(Figure contents as structured data)
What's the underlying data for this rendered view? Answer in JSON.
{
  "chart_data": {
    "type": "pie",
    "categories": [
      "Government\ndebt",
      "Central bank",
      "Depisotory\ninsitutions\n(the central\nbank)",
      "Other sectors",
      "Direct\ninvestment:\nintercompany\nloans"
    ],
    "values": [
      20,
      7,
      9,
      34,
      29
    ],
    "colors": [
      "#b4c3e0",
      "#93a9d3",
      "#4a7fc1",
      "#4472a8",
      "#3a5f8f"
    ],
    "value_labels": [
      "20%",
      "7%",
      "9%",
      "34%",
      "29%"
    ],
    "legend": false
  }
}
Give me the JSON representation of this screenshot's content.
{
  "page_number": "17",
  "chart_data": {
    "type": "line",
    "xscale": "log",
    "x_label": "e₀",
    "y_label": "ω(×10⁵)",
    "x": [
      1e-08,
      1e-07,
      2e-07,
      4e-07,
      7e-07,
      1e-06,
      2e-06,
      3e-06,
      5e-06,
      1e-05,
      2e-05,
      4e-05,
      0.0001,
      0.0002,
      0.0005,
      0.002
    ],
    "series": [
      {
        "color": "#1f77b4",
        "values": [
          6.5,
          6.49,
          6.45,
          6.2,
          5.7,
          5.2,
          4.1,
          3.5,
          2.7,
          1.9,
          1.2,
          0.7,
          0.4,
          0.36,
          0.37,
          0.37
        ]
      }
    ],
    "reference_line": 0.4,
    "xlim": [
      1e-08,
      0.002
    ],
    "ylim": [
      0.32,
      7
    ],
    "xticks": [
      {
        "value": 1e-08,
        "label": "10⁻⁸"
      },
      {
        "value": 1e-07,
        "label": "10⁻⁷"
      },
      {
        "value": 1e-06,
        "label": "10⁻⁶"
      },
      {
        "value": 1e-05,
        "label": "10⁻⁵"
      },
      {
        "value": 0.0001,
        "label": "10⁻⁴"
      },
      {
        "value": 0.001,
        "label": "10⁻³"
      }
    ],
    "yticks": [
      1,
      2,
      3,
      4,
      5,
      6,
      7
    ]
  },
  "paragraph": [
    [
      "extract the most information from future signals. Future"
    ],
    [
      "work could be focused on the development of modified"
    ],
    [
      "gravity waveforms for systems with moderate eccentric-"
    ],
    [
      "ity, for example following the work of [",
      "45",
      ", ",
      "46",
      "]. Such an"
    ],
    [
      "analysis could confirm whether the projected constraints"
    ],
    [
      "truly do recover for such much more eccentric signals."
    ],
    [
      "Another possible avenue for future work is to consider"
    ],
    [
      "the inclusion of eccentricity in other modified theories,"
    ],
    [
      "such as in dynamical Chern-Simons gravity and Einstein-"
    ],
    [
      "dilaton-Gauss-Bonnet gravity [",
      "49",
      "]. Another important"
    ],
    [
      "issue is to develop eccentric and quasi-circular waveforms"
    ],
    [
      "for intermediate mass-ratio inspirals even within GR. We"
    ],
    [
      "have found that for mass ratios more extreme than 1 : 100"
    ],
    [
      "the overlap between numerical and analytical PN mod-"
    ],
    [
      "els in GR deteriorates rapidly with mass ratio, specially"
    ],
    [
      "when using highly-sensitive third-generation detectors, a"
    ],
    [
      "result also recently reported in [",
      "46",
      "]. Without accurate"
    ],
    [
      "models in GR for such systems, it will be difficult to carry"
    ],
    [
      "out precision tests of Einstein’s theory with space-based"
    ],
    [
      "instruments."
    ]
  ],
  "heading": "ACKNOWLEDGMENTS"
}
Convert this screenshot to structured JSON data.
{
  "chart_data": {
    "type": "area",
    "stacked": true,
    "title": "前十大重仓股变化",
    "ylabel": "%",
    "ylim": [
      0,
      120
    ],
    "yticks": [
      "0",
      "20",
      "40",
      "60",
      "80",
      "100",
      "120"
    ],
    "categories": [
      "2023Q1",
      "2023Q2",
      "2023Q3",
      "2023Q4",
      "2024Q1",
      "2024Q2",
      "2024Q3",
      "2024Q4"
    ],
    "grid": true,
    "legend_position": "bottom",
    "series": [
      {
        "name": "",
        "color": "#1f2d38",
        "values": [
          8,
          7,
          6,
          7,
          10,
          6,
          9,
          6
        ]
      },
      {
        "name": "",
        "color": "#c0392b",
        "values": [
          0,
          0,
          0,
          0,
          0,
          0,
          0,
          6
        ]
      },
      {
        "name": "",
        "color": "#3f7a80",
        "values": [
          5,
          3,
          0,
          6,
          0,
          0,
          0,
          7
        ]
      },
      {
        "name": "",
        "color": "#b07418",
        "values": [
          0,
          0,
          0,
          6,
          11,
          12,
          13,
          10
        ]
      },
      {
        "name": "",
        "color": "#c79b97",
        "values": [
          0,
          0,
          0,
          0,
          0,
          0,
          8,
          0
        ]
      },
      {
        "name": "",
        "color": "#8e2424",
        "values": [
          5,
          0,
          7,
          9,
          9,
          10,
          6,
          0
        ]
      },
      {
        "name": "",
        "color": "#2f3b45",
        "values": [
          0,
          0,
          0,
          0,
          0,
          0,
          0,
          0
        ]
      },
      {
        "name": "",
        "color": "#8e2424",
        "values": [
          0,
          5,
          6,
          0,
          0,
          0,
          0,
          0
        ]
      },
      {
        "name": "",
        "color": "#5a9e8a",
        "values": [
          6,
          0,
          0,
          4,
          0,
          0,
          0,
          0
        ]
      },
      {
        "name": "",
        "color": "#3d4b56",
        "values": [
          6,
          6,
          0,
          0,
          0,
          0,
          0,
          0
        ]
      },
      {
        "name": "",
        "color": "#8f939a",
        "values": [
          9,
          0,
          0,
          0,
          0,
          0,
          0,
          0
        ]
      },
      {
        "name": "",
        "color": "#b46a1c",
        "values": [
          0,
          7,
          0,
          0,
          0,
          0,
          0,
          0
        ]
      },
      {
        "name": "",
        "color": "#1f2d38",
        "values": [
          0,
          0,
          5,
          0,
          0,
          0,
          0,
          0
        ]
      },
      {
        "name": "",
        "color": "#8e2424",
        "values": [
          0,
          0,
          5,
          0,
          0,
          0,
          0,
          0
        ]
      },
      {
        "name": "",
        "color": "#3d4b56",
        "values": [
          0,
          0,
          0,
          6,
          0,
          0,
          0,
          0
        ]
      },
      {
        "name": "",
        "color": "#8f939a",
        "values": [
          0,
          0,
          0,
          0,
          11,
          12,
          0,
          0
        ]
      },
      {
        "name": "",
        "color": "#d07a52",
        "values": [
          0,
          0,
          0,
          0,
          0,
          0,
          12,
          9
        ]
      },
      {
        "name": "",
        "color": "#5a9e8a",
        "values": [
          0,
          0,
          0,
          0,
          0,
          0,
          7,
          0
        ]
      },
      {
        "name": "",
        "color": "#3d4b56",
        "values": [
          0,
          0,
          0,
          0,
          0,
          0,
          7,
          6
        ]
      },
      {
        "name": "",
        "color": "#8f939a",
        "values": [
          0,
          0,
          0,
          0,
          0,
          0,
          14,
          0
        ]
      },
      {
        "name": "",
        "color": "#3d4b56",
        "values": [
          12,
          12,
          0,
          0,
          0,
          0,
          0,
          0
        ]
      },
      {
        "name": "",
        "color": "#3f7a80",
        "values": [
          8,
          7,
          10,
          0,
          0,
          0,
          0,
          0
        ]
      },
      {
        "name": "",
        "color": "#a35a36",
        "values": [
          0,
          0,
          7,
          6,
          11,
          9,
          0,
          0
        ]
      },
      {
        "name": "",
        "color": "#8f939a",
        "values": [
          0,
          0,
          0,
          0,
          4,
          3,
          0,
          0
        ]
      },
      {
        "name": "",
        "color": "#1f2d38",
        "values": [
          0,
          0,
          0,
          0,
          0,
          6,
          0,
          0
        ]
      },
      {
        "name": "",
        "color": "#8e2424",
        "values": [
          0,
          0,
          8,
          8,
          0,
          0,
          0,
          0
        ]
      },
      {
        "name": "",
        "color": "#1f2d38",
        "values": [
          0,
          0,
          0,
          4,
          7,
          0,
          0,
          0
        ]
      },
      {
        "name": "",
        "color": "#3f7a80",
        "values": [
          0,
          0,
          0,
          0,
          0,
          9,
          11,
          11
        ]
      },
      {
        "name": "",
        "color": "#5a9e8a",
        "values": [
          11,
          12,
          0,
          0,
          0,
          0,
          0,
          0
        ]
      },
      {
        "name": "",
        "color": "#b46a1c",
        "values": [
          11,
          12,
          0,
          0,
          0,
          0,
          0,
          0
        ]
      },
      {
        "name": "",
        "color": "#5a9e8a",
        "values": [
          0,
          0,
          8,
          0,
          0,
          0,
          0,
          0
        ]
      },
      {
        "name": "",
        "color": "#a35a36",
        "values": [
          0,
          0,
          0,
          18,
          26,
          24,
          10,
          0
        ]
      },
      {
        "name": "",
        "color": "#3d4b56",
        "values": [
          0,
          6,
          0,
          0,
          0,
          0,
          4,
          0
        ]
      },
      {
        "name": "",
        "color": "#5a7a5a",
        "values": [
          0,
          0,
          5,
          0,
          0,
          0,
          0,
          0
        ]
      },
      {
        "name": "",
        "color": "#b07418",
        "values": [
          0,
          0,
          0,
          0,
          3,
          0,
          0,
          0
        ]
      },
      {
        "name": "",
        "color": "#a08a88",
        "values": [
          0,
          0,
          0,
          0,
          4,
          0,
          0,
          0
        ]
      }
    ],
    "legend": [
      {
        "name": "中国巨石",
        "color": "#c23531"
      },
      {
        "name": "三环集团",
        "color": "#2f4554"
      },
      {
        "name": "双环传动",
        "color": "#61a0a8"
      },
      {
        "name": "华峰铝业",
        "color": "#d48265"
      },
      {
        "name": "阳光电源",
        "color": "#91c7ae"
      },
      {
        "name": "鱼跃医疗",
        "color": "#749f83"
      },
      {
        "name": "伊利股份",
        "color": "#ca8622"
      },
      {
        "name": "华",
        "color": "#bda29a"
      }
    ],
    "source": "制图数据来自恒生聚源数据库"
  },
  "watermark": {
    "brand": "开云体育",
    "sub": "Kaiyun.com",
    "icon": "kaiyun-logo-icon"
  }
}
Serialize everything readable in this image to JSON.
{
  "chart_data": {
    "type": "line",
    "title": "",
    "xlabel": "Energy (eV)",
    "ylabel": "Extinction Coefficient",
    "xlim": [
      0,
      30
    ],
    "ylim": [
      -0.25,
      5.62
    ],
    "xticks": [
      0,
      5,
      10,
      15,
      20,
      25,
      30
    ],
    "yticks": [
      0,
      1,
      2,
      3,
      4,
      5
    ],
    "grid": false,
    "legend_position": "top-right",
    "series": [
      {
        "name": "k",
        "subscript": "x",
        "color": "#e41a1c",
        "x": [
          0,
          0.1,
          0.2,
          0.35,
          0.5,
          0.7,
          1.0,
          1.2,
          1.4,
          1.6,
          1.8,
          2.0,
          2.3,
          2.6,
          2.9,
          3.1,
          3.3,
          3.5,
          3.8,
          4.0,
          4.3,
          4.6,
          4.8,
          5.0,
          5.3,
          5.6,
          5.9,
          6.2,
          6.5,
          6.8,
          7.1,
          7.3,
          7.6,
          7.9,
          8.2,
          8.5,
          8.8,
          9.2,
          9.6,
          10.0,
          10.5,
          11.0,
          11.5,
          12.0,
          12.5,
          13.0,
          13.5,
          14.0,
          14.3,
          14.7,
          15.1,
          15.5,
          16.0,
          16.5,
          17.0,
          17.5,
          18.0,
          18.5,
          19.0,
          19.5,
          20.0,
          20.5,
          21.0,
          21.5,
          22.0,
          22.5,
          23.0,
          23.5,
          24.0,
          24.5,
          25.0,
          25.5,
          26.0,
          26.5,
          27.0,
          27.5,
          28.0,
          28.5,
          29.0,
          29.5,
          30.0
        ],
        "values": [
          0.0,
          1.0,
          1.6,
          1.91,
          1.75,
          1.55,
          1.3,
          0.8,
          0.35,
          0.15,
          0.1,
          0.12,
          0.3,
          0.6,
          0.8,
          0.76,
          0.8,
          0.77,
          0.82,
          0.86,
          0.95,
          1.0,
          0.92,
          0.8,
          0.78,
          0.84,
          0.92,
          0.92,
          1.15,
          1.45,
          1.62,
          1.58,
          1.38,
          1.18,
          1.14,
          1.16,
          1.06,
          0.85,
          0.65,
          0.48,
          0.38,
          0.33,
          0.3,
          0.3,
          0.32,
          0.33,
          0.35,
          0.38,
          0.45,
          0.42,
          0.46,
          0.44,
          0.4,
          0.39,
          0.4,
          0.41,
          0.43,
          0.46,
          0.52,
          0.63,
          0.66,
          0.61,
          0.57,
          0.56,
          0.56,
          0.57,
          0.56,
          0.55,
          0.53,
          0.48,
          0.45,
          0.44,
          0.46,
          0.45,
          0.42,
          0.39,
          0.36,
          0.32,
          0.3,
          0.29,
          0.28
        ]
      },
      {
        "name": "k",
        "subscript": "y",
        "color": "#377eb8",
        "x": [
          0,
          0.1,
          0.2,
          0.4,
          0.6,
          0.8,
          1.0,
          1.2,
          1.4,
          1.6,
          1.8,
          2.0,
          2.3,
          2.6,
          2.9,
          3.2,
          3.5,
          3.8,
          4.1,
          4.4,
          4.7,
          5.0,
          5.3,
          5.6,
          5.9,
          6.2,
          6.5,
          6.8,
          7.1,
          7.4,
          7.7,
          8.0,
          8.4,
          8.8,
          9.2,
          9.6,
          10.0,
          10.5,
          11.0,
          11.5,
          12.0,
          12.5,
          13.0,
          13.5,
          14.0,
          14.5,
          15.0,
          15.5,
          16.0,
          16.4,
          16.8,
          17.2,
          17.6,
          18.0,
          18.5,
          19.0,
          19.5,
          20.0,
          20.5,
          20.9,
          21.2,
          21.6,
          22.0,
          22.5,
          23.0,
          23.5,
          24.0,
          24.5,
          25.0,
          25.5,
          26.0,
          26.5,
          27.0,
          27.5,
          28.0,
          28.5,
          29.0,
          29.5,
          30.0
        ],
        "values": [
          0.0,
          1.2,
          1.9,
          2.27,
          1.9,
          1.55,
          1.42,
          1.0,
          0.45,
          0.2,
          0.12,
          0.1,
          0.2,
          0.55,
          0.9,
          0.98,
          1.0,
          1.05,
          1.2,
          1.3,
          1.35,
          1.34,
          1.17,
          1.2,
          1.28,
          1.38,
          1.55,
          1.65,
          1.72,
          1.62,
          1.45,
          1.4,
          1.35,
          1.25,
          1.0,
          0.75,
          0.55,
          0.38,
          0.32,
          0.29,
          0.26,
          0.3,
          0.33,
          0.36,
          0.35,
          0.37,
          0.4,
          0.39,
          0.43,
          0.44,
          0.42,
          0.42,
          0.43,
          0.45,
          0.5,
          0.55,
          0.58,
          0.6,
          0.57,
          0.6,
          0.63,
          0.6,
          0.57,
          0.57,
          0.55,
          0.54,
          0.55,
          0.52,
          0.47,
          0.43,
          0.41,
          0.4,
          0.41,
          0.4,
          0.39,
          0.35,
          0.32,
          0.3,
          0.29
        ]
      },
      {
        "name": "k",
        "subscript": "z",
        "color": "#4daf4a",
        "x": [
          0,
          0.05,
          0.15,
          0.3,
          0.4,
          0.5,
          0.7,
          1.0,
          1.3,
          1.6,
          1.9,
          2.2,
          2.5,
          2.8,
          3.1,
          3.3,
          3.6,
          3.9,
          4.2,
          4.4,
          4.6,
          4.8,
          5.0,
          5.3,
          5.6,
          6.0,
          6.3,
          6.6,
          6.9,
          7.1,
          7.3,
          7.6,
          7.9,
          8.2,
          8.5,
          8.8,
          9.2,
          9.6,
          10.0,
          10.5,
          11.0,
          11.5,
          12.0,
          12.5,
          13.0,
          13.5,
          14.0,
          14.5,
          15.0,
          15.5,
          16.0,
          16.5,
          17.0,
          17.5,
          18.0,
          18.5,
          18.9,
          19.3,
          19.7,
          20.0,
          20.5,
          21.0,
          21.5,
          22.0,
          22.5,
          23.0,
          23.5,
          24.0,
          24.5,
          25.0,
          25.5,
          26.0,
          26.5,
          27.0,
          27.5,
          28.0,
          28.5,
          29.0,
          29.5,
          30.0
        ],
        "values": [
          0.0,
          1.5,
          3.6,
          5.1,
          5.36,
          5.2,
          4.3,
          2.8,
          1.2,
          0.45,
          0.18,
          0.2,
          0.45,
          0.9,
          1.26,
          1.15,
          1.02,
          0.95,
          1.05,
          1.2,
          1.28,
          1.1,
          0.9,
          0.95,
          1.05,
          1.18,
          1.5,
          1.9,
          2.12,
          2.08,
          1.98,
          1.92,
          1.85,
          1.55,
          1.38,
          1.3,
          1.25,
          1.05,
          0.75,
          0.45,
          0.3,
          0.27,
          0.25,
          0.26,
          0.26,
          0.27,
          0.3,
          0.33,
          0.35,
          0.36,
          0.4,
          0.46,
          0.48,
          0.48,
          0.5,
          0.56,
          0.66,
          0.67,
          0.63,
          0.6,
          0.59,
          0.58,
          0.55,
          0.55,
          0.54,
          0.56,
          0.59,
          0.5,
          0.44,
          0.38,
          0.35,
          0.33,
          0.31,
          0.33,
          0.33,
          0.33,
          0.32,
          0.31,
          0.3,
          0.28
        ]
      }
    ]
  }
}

=== WHAT YOU SHOULD DO ===
Search the preceding listing for "subscript" and extract every line where it is found.

=== ANSWER TO THIS PROBLEM ===
        "subscript": "x",
        "subscript": "y",
        "subscript": "z",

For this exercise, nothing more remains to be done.